From the listing below, select every line where the word "background" appears.

### RECORDS TO USE ###

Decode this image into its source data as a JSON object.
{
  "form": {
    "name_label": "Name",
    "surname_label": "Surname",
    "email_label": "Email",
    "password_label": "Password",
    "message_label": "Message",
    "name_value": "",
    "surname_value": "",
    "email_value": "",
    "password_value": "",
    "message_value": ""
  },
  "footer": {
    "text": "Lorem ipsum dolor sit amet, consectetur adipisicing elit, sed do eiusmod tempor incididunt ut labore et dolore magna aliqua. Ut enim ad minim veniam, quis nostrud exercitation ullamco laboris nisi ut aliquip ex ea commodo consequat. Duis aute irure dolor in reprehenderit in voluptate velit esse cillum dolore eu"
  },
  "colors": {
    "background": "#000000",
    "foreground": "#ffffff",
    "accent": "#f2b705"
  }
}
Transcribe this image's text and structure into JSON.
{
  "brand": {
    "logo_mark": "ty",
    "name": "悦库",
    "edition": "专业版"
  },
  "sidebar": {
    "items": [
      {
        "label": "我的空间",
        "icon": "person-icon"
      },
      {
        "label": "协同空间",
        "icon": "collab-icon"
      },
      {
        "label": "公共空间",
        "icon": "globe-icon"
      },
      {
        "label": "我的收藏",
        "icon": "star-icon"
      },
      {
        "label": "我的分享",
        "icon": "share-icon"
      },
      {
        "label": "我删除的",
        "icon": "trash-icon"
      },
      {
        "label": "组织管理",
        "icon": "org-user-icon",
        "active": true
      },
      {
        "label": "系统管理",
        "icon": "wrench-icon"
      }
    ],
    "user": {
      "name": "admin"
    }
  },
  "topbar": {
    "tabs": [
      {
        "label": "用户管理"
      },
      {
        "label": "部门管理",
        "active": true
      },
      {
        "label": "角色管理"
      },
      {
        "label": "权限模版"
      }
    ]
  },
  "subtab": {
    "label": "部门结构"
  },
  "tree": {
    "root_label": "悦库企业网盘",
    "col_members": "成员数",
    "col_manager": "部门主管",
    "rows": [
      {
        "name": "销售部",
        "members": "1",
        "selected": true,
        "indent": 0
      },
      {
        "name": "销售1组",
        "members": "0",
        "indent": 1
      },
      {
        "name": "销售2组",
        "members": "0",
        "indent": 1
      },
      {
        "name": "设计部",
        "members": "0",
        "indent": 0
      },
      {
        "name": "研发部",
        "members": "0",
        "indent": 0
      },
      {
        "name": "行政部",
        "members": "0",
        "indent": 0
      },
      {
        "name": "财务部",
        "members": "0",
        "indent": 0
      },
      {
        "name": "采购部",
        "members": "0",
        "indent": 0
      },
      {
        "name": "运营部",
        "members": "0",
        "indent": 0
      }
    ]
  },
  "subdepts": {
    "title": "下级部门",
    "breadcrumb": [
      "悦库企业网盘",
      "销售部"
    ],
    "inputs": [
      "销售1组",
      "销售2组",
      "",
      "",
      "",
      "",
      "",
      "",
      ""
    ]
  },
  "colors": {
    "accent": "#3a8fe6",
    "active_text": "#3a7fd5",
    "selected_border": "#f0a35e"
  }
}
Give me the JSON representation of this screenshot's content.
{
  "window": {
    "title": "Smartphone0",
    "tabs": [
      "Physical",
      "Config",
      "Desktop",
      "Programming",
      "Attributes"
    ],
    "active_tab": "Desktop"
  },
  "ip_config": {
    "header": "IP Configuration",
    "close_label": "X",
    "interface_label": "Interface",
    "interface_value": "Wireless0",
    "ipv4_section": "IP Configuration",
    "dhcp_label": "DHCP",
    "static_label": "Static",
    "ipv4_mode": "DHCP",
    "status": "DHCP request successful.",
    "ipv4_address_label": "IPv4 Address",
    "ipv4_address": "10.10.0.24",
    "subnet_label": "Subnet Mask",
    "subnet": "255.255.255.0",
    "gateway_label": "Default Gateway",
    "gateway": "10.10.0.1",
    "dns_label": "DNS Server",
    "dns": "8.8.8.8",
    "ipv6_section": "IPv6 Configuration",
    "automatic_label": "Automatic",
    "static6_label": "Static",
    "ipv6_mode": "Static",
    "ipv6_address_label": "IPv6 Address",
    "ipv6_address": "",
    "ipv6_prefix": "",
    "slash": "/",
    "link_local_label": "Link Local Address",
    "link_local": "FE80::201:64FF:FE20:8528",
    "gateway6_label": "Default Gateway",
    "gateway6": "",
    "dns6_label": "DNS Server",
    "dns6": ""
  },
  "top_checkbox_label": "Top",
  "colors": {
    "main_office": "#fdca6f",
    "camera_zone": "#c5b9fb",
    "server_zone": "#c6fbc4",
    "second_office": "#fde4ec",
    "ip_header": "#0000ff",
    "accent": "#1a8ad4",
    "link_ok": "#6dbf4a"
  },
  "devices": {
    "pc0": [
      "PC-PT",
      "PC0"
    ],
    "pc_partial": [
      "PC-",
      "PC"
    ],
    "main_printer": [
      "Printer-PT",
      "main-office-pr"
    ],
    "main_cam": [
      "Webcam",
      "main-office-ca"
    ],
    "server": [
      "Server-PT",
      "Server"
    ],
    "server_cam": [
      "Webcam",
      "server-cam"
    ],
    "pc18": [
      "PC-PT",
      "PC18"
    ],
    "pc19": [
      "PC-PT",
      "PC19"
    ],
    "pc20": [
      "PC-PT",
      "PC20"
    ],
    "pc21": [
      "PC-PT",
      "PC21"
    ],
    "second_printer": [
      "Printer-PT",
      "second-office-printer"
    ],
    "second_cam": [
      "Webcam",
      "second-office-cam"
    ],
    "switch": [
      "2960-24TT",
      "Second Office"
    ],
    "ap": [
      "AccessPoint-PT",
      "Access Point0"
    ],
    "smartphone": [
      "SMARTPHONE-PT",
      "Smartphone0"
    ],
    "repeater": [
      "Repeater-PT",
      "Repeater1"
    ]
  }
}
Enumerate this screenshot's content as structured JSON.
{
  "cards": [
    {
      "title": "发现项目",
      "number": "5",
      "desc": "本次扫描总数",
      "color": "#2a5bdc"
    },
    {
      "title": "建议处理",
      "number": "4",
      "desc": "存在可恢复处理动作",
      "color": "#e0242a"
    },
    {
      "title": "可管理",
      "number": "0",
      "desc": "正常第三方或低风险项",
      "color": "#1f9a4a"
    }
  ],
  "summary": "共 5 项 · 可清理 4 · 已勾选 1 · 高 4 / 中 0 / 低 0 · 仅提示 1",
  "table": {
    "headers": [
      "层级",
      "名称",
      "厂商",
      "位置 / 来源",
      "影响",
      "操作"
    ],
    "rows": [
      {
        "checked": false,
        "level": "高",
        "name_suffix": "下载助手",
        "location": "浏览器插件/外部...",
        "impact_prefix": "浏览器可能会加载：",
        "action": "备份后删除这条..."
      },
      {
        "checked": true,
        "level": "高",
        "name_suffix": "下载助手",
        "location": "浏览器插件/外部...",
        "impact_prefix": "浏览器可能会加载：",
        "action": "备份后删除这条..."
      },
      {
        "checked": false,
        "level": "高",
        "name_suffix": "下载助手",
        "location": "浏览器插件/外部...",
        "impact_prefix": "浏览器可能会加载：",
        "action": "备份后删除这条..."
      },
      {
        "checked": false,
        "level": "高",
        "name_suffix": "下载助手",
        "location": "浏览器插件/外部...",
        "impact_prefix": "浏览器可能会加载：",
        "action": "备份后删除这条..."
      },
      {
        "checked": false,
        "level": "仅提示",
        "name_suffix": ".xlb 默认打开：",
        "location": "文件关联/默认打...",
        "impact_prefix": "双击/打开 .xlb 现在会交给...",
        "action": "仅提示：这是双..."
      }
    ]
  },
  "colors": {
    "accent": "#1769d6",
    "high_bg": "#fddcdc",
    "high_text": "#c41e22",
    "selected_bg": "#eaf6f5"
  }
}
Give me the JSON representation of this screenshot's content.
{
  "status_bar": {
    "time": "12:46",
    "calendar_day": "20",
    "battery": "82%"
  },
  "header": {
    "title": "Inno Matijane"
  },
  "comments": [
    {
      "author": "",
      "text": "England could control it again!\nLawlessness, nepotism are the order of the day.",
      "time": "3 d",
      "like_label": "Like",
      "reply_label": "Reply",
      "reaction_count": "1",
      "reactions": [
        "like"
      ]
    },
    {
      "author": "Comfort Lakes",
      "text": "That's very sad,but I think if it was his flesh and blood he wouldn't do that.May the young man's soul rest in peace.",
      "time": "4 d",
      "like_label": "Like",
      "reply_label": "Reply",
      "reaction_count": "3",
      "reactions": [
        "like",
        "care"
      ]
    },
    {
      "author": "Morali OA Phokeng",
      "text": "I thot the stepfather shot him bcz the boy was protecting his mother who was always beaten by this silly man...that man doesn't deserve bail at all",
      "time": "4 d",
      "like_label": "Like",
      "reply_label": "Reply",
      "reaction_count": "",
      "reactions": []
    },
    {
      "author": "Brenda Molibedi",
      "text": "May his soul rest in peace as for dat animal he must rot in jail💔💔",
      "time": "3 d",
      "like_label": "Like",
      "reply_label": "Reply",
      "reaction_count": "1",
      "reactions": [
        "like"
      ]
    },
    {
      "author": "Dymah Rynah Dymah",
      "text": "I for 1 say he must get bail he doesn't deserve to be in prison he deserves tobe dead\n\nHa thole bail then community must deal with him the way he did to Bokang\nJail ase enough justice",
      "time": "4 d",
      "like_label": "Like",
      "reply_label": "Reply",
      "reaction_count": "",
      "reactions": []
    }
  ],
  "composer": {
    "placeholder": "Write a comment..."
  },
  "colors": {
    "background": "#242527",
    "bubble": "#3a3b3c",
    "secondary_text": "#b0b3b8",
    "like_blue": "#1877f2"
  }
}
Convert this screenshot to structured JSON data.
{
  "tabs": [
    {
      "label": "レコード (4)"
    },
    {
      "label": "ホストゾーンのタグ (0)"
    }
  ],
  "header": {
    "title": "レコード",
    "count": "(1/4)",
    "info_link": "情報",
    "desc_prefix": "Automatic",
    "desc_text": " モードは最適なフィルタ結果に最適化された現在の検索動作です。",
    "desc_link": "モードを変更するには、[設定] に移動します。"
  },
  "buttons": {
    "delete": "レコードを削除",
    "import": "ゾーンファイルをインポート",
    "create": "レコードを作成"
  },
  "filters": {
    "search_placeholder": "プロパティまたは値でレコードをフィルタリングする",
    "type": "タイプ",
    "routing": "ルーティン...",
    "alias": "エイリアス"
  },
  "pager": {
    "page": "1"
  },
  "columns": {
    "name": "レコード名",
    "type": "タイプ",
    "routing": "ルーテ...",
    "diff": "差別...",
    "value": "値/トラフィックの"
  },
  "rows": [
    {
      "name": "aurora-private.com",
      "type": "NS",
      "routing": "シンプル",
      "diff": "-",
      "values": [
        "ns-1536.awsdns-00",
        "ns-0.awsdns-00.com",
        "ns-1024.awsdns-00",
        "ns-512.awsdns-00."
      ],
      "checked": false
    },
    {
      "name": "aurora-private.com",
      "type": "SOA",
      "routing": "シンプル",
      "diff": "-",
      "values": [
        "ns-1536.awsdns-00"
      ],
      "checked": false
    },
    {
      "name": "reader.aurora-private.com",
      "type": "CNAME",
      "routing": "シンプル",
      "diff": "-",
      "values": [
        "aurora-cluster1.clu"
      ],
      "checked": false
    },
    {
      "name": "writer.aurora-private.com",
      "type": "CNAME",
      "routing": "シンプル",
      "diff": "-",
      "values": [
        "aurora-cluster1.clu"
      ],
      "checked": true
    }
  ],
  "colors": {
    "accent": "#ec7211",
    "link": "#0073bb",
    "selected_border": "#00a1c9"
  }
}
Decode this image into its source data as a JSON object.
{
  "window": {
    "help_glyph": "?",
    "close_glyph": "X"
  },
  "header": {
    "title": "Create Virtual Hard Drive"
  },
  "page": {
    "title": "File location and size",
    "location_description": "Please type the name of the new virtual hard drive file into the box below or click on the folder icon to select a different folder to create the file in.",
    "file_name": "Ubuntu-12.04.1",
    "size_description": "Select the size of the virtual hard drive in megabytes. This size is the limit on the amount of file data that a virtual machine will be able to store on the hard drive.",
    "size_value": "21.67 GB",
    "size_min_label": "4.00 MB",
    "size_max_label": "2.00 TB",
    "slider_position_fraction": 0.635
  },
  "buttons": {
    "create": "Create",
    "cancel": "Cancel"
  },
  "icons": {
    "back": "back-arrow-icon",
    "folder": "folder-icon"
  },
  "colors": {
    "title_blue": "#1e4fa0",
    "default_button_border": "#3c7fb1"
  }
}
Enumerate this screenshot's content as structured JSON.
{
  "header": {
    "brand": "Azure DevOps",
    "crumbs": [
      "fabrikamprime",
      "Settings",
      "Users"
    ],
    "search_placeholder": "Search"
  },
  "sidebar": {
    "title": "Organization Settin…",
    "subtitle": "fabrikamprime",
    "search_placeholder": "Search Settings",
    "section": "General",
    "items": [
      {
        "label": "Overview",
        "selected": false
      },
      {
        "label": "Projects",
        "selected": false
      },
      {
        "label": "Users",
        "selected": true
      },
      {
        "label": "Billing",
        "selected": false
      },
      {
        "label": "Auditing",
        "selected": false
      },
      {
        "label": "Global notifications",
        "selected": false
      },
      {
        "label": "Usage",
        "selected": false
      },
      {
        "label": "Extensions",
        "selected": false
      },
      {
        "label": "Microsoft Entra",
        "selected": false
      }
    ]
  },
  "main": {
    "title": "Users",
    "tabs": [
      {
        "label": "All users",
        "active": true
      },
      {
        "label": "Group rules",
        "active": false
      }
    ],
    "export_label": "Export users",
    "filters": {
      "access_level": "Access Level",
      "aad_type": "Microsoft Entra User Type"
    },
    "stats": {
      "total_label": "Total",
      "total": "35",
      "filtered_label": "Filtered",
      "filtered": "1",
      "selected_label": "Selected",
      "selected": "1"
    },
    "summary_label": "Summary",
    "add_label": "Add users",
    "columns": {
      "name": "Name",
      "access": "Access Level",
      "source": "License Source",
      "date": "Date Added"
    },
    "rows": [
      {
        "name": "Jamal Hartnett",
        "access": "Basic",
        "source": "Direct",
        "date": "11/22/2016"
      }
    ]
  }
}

###

> **RESULT**:
    "background": "#000000",
    "background": "#242527",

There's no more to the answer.